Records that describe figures
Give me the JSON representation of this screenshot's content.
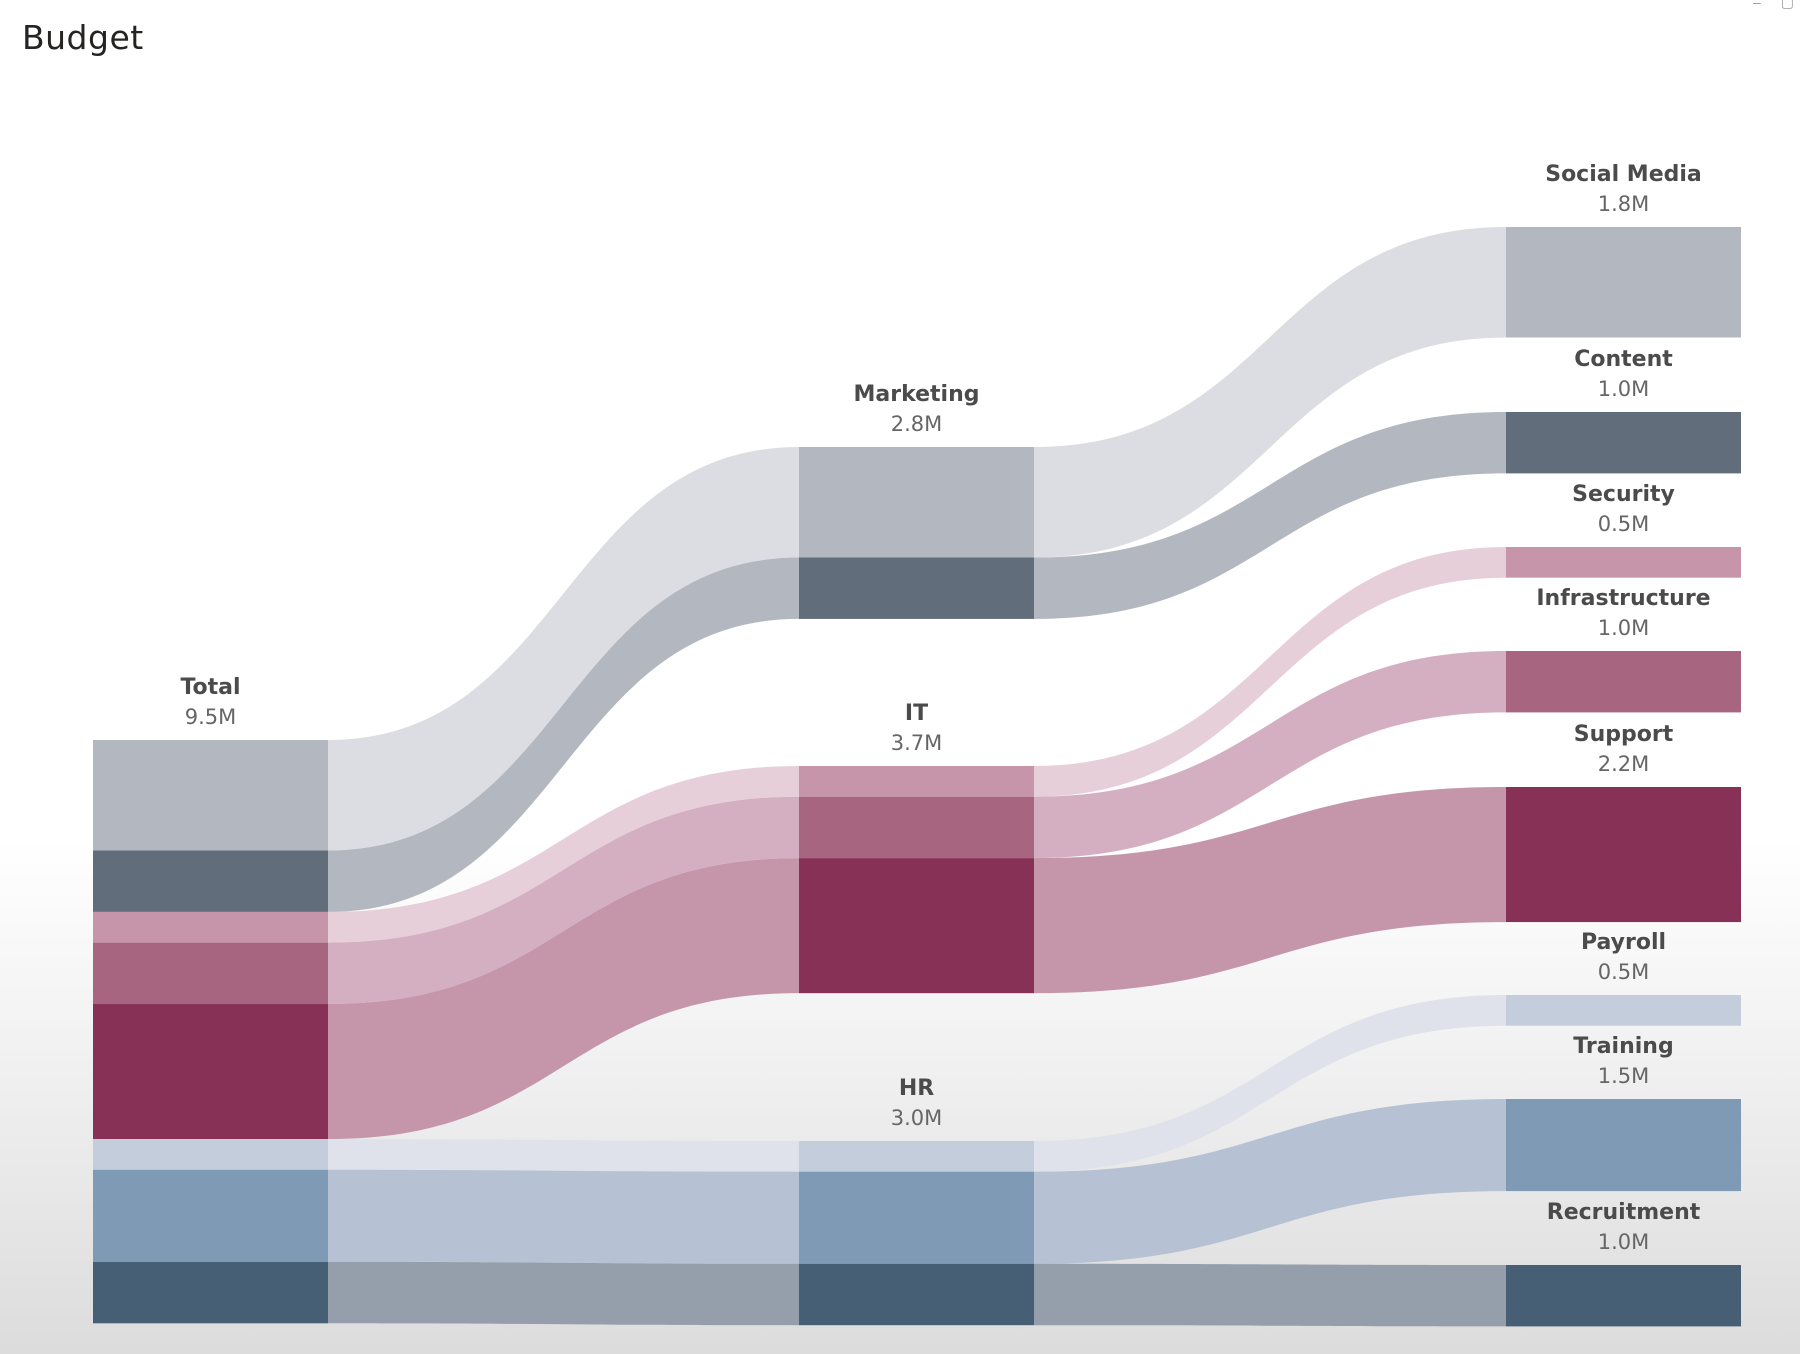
{
  "page": {
    "title": "Budget"
  },
  "chart_data": {
    "type": "sankey",
    "title": "Budget",
    "value_suffix": "M",
    "nodes": [
      {
        "id": "total",
        "name": "Total",
        "value_label": "9.5M",
        "column": 0,
        "color": "#b3b7c0"
      },
      {
        "id": "marketing",
        "name": "Marketing",
        "value_label": "2.8M",
        "column": 1,
        "color": "#b3b7c0"
      },
      {
        "id": "it",
        "name": "IT",
        "value_label": "3.7M",
        "column": 1,
        "color": "#c795aa"
      },
      {
        "id": "hr",
        "name": "HR",
        "value_label": "3.0M",
        "column": 1,
        "color": "#aebdd0"
      },
      {
        "id": "social_media",
        "name": "Social Media",
        "value_label": "1.8M",
        "column": 2,
        "color": "#b3b7c0"
      },
      {
        "id": "content",
        "name": "Content",
        "value_label": "1.0M",
        "column": 2,
        "color": "#616d7a"
      },
      {
        "id": "security",
        "name": "Security",
        "value_label": "0.5M",
        "column": 2,
        "color": "#c795aa"
      },
      {
        "id": "infrastructure",
        "name": "Infrastructure",
        "value_label": "1.0M",
        "column": 2,
        "color": "#a7657f"
      },
      {
        "id": "support",
        "name": "Support",
        "value_label": "2.2M",
        "column": 2,
        "color": "#883156"
      },
      {
        "id": "payroll",
        "name": "Payroll",
        "value_label": "0.5M",
        "column": 2,
        "color": "#c3cddc"
      },
      {
        "id": "training",
        "name": "Training",
        "value_label": "1.5M",
        "column": 2,
        "color": "#7e9ab4"
      },
      {
        "id": "recruitment",
        "name": "Recruitment",
        "value_label": "1.0M",
        "column": 2,
        "color": "#475f74"
      }
    ],
    "links": [
      {
        "source": "total",
        "target": "marketing",
        "leaf": "social_media",
        "value": 1.8,
        "seg_color": "#b3b7c0",
        "band_color": "#dcdde2"
      },
      {
        "source": "total",
        "target": "marketing",
        "leaf": "content",
        "value": 1.0,
        "seg_color": "#616d7a",
        "band_color": "#b3b7c0"
      },
      {
        "source": "total",
        "target": "it",
        "leaf": "security",
        "value": 0.5,
        "seg_color": "#c795aa",
        "band_color": "#e7cfda"
      },
      {
        "source": "total",
        "target": "it",
        "leaf": "infrastructure",
        "value": 1.0,
        "seg_color": "#a7657f",
        "band_color": "#d4afc2"
      },
      {
        "source": "total",
        "target": "it",
        "leaf": "support",
        "value": 2.2,
        "seg_color": "#883156",
        "band_color": "#c596aa"
      },
      {
        "source": "total",
        "target": "hr",
        "leaf": "payroll",
        "value": 0.5,
        "seg_color": "#c3cddc",
        "band_color": "#dfe2ea"
      },
      {
        "source": "total",
        "target": "hr",
        "leaf": "training",
        "value": 1.5,
        "seg_color": "#7e9ab4",
        "band_color": "#b6c2d4"
      },
      {
        "source": "total",
        "target": "hr",
        "leaf": "recruitment",
        "value": 1.0,
        "seg_color": "#475f74",
        "band_color": "#959fab"
      }
    ]
  }
}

Short problem> Return all the entries word for word, but omit any pictures they contain.

Output below>
Give me the JSON representation of this screenshot's content.
{
  "page": {
    "title": "Budget"
  },
  "chart_data": {
    "type": "sankey",
    "title": "Budget",
    "value_suffix": "M",
    "nodes": [
      {
        "id": "total",
        "name": "Total",
        "value_label": "9.5M",
        "column": 0,
        "color": "#b3b7c0"
      },
      {
        "id": "marketing",
        "name": "Marketing",
        "value_label": "2.8M",
        "column": 1,
        "color": "#b3b7c0"
      },
      {
        "id": "it",
        "name": "IT",
        "value_label": "3.7M",
        "column": 1,
        "color": "#c795aa"
      },
      {
        "id": "hr",
        "name": "HR",
        "value_label": "3.0M",
        "column": 1,
        "color": "#aebdd0"
      },
      {
        "id": "social_media",
        "name": "Social Media",
        "value_label": "1.8M",
        "column": 2,
        "color": "#b3b7c0"
      },
      {
        "id": "content",
        "name": "Content",
        "value_label": "1.0M",
        "column": 2,
        "color": "#616d7a"
      },
      {
        "id": "security",
        "name": "Security",
        "value_label": "0.5M",
        "column": 2,
        "color": "#c795aa"
      },
      {
        "id": "infrastructure",
        "name": "Infrastructure",
        "value_label": "1.0M",
        "column": 2,
        "color": "#a7657f"
      },
      {
        "id": "support",
        "name": "Support",
        "value_label": "2.2M",
        "column": 2,
        "color": "#883156"
      },
      {
        "id": "payroll",
        "name": "Payroll",
        "value_label": "0.5M",
        "column": 2,
        "color": "#c3cddc"
      },
      {
        "id": "training",
        "name": "Training",
        "value_label": "1.5M",
        "column": 2,
        "color": "#7e9ab4"
      },
      {
        "id": "recruitment",
        "name": "Recruitment",
        "value_label": "1.0M",
        "column": 2,
        "color": "#475f74"
      }
    ],
    "links": [
      {
        "source": "total",
        "target": "marketing",
        "leaf": "social_media",
        "value": 1.8,
        "seg_color": "#b3b7c0",
        "band_color": "#dcdde2"
      },
      {
        "source": "total",
        "target": "marketing",
        "leaf": "content",
        "value": 1.0,
        "seg_color": "#616d7a",
        "band_color": "#b3b7c0"
      },
      {
        "source": "total",
        "target": "it",
        "leaf": "security",
        "value": 0.5,
        "seg_color": "#c795aa",
        "band_color": "#e7cfda"
      },
      {
        "source": "total",
        "target": "it",
        "leaf": "infrastructure",
        "value": 1.0,
        "seg_color": "#a7657f",
        "band_color": "#d4afc2"
      },
      {
        "source": "total",
        "target": "it",
        "leaf": "support",
        "value": 2.2,
        "seg_color": "#883156",
        "band_color": "#c596aa"
      },
      {
        "source": "total",
        "target": "hr",
        "leaf": "payroll",
        "value": 0.5,
        "seg_color": "#c3cddc",
        "band_color": "#dfe2ea"
      },
      {
        "source": "total",
        "target": "hr",
        "leaf": "training",
        "value": 1.5,
        "seg_color": "#7e9ab4",
        "band_color": "#b6c2d4"
      },
      {
        "source": "total",
        "target": "hr",
        "leaf": "recruitment",
        "value": 1.0,
        "seg_color": "#475f74",
        "band_color": "#959fab"
      }
    ]
  }
}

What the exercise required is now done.